**Goal**: From the entries below, list each line with "January".

**Source records**:
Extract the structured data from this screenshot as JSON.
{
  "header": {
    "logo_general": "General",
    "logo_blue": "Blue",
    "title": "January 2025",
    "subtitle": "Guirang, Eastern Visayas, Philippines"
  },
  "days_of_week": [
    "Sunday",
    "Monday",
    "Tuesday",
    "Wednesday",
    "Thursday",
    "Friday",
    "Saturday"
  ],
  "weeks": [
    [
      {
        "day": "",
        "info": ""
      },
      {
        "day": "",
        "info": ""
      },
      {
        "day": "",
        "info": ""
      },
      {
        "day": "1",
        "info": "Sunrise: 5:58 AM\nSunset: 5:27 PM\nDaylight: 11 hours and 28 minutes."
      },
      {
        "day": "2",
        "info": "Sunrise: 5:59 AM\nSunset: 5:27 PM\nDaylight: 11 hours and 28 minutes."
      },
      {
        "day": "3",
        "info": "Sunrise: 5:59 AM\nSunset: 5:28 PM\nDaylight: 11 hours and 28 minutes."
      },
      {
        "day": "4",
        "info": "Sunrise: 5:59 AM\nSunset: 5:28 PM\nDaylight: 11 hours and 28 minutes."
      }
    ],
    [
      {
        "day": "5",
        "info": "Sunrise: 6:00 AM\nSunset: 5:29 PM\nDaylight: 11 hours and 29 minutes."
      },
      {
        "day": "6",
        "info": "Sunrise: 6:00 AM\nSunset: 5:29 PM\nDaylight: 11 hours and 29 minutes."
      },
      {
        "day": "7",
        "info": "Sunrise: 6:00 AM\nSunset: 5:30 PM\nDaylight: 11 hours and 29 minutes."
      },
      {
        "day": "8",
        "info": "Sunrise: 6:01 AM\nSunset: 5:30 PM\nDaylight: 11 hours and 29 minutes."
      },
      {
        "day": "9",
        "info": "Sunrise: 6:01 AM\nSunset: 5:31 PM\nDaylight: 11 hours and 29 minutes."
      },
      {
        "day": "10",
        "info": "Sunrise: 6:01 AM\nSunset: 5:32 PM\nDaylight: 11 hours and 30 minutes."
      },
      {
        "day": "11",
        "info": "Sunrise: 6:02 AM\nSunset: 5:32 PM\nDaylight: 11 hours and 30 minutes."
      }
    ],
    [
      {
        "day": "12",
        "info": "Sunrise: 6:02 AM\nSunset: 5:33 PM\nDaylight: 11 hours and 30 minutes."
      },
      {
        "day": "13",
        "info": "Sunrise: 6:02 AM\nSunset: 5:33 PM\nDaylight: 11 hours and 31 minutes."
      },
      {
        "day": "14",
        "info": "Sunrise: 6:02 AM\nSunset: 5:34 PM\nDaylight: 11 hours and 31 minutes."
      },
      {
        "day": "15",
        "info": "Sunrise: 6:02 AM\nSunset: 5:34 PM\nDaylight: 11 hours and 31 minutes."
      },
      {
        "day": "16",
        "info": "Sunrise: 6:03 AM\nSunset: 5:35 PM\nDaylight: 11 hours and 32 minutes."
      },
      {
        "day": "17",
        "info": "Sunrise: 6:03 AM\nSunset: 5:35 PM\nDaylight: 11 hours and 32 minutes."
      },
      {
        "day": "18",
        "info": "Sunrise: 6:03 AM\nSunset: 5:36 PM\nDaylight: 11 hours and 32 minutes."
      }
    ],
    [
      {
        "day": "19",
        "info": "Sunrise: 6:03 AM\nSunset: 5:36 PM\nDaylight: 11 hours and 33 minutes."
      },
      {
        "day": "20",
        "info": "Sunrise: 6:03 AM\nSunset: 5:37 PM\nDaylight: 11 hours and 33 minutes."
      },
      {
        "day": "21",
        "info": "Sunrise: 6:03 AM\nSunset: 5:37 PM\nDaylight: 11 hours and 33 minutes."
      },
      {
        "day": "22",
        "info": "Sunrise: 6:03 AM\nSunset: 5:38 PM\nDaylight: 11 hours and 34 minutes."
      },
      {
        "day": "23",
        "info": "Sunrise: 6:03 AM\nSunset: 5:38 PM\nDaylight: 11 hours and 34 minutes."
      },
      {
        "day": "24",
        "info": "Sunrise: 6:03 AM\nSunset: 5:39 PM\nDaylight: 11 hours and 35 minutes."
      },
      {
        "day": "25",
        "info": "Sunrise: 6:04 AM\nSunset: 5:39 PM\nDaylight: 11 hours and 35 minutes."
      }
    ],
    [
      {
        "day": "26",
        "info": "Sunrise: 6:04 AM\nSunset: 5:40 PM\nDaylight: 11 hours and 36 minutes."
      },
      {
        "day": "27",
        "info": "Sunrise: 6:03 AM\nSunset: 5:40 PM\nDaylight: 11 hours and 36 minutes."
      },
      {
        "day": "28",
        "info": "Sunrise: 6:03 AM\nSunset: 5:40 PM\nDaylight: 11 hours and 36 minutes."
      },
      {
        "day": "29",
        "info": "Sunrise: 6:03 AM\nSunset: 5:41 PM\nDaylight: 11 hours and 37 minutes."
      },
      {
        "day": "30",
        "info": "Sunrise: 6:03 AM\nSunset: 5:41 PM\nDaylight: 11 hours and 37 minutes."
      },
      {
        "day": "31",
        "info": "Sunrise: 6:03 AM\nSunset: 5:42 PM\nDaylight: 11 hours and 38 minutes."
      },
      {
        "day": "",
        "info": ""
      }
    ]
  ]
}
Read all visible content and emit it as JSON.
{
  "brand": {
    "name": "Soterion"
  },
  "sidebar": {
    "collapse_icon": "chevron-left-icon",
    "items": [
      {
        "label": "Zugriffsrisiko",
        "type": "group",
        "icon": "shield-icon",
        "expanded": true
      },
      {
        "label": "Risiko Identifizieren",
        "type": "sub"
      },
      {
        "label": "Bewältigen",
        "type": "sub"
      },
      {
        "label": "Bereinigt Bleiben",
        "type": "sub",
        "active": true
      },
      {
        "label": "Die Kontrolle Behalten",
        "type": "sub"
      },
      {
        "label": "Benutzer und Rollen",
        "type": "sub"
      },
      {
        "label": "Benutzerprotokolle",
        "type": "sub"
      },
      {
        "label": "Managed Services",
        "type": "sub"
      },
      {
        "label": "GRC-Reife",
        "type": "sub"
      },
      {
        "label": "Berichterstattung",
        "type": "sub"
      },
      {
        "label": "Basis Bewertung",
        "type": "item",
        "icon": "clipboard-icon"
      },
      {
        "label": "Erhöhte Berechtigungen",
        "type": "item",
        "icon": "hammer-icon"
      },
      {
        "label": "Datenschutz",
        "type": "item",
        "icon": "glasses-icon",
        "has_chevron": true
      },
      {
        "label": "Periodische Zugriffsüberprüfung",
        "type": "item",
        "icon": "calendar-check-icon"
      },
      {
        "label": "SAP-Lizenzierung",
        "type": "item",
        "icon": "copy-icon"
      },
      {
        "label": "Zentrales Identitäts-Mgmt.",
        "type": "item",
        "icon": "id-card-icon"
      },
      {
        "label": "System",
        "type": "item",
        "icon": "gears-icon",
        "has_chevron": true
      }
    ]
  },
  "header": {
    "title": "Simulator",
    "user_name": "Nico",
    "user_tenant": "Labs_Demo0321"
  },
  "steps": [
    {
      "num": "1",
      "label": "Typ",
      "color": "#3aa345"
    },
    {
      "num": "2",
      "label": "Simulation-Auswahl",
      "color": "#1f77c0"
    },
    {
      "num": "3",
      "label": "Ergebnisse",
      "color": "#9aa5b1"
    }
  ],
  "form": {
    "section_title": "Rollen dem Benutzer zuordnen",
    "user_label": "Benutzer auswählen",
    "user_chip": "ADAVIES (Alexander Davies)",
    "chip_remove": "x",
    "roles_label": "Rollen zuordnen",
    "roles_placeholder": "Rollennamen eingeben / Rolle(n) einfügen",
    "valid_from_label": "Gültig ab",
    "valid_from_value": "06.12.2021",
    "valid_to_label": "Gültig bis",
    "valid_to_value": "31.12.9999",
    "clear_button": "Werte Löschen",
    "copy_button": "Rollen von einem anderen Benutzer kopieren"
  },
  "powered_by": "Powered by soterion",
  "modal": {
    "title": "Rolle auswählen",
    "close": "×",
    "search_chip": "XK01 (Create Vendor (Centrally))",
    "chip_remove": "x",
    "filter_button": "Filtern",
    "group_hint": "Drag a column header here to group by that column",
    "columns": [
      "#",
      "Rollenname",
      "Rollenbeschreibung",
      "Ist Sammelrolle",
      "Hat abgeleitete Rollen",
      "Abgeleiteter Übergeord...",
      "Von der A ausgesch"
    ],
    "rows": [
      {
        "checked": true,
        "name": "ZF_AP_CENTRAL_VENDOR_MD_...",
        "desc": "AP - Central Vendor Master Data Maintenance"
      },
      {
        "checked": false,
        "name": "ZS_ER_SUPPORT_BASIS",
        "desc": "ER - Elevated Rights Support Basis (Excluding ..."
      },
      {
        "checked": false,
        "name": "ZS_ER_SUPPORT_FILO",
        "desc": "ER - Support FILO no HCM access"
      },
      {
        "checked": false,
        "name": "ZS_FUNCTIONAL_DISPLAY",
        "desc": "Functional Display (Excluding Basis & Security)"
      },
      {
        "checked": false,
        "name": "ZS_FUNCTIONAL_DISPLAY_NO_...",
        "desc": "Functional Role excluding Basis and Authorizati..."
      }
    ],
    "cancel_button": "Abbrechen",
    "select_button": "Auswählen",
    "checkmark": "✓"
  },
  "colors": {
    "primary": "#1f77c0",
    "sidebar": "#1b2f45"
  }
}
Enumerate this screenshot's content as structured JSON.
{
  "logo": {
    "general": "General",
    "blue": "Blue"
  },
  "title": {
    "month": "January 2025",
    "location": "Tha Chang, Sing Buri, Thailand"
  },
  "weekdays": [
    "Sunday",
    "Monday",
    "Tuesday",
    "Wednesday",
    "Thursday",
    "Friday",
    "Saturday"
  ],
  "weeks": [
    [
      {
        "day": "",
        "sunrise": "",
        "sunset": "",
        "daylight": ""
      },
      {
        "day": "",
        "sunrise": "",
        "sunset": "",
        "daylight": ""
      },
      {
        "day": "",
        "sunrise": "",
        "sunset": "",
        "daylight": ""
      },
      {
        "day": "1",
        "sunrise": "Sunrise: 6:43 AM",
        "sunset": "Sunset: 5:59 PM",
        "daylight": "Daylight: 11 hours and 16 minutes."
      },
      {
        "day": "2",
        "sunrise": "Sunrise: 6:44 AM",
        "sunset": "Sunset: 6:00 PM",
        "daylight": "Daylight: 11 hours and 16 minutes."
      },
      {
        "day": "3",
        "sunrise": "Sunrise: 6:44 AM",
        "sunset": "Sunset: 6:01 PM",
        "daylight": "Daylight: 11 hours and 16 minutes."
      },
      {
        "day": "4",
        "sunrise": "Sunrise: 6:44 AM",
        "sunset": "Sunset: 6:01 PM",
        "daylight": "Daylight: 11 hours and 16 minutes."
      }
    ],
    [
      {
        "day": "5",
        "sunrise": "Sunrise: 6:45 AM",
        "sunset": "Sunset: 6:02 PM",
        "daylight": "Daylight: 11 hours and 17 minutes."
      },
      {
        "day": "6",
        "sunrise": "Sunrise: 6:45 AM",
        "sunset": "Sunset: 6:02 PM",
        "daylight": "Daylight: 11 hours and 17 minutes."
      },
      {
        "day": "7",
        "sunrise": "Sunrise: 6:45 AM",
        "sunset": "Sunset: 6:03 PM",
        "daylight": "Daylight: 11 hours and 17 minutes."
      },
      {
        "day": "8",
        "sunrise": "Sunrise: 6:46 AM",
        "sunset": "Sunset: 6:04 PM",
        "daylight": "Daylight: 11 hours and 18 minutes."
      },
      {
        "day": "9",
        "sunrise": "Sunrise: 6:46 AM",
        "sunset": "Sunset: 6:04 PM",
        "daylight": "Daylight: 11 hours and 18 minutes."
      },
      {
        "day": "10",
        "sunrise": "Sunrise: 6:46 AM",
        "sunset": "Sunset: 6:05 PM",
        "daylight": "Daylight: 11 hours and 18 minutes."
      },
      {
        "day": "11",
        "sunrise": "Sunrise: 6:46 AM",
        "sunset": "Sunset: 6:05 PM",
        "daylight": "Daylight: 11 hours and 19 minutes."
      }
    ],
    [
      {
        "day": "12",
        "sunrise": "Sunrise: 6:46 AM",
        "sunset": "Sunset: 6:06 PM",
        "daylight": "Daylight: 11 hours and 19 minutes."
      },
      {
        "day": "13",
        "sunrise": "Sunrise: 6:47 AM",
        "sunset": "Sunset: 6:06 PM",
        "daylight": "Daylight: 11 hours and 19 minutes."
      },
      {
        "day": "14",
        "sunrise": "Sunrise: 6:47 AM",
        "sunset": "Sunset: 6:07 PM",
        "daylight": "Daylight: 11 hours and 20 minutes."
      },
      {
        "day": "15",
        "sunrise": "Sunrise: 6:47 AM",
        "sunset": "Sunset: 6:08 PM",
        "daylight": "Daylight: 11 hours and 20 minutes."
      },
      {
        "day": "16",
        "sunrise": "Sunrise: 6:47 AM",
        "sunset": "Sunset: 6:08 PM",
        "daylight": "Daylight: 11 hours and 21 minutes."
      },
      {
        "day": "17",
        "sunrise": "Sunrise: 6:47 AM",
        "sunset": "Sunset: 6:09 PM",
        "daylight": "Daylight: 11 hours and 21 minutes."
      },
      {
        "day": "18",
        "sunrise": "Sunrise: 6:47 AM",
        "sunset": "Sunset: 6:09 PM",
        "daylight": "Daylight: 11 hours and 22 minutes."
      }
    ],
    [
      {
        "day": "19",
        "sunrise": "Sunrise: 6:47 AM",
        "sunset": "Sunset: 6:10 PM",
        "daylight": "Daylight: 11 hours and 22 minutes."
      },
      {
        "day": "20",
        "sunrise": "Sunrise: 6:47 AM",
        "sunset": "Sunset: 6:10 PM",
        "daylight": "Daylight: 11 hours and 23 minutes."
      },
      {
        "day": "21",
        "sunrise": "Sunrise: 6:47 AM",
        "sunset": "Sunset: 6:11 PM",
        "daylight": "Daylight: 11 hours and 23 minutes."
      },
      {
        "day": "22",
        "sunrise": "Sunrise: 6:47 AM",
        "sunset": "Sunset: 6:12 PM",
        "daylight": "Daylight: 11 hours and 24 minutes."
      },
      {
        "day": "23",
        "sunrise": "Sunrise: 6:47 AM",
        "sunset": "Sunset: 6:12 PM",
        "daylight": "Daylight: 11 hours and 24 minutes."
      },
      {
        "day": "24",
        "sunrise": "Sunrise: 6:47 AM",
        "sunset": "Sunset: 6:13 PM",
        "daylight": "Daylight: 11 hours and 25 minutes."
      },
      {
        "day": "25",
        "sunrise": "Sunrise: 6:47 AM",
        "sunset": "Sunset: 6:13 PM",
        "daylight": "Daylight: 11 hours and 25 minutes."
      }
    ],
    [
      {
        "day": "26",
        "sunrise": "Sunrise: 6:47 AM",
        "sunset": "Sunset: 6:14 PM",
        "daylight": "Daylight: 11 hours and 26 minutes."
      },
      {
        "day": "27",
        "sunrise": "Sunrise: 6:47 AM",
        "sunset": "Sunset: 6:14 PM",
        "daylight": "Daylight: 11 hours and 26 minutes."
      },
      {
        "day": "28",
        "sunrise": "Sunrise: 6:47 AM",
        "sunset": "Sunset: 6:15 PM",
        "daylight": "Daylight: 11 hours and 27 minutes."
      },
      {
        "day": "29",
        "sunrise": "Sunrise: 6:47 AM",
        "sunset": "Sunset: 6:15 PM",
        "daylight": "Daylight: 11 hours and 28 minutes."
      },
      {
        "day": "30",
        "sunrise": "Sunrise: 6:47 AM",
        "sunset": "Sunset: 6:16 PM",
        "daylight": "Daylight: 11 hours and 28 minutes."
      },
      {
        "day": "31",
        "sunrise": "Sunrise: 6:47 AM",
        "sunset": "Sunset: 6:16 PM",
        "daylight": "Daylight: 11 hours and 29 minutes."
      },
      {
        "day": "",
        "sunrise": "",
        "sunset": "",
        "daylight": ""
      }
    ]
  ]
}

**Exercise result**:
    "title": "January 2025",
    "month": "January 2025",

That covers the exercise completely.